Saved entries
··········

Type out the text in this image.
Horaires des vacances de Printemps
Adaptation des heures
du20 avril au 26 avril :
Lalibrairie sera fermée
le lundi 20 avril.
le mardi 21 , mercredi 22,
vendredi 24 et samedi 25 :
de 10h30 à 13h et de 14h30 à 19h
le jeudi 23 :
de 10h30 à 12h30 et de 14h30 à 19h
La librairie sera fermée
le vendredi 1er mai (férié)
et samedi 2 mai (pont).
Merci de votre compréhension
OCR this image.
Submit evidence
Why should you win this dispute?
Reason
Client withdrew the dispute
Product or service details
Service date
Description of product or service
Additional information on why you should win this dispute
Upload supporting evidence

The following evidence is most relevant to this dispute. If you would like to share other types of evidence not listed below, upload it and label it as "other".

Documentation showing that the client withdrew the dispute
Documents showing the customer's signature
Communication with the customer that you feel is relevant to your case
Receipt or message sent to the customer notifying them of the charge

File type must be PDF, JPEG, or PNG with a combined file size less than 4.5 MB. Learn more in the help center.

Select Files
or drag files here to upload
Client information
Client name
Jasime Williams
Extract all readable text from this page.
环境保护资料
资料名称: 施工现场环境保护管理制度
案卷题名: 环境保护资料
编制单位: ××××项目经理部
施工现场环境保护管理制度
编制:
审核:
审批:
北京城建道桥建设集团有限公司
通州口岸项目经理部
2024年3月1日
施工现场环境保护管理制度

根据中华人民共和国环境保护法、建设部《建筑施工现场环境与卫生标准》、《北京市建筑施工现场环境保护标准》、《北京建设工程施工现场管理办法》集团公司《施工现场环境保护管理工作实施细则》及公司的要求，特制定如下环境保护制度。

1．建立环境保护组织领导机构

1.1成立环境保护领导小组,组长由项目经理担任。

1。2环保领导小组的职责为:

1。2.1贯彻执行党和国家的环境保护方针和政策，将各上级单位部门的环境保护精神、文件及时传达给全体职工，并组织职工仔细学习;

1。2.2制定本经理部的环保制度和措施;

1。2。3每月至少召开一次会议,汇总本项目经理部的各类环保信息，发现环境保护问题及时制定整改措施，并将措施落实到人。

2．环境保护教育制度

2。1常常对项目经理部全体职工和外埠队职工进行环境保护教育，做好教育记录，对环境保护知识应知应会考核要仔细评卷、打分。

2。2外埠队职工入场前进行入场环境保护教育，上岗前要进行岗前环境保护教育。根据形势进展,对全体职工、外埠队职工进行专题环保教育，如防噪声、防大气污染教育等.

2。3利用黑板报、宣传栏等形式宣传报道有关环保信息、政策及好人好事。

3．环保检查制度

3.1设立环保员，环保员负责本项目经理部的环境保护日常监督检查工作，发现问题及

··········

(SHORT TASK): Reproduce every record, matching each line exactly.

(RESPONSE TO THE TASK):
Type out the text in this image.
Horaires des vacances de Printemps
Adaptation des heures
du20 avril au 26 avril :
Lalibrairie sera fermée
le lundi 20 avril.
le mardi 21 , mercredi 22,
vendredi 24 et samedi 25 :
de 10h30 à 13h et de 14h30 à 19h
le jeudi 23 :
de 10h30 à 12h30 et de 14h30 à 19h
La librairie sera fermée
le vendredi 1er mai (férié)
et samedi 2 mai (pont).
Merci de votre compréhension
OCR this image.
Submit evidence
Why should you win this dispute?
Reason
Client withdrew the dispute
Product or service details
Service date
Description of product or service
Additional information on why you should win this dispute
Upload supporting evidence

The following evidence is most relevant to this dispute. If you would like to share other types of evidence not listed below, upload it and label it as "other".

Documentation showing that the client withdrew the dispute
Documents showing the customer's signature
Communication with the customer that you feel is relevant to your case
Receipt or message sent to the customer notifying them of the charge

File type must be PDF, JPEG, or PNG with a combined file size less than 4.5 MB. Learn more in the help center.

Select Files
or drag files here to upload
Client information
Client name
Jasime Williams
Extract all readable text from this page.
环境保护资料
资料名称: 施工现场环境保护管理制度
案卷题名: 环境保护资料
编制单位: ××××项目经理部
施工现场环境保护管理制度
编制:
审核:
审批:
北京城建道桥建设集团有限公司
通州口岸项目经理部
2024年3月1日
施工现场环境保护管理制度

根据中华人民共和国环境保护法、建设部《建筑施工现场环境与卫生标准》、《北京市建筑施工现场环境保护标准》、《北京建设工程施工现场管理办法》集团公司《施工现场环境保护管理工作实施细则》及公司的要求，特制定如下环境保护制度。

1．建立环境保护组织领导机构

1.1成立环境保护领导小组,组长由项目经理担任。

1。2环保领导小组的职责为:

1。2.1贯彻执行党和国家的环境保护方针和政策，将各上级单位部门的环境保护精神、文件及时传达给全体职工，并组织职工仔细学习;

1。2.2制定本经理部的环保制度和措施;

1。2。3每月至少召开一次会议,汇总本项目经理部的各类环保信息，发现环境保护问题及时制定整改措施，并将措施落实到人。

2．环境保护教育制度

2。1常常对项目经理部全体职工和外埠队职工进行环境保护教育，做好教育记录，对环境保护知识应知应会考核要仔细评卷、打分。

2。2外埠队职工入场前进行入场环境保护教育，上岗前要进行岗前环境保护教育。根据形势进展,对全体职工、外埠队职工进行专题环保教育，如防噪声、防大气污染教育等.

2。3利用黑板报、宣传栏等形式宣传报道有关环保信息、政策及好人好事。

3．环保检查制度

3.1设立环保员，环保员负责本项目经理部的环境保护日常监督检查工作，发现问题及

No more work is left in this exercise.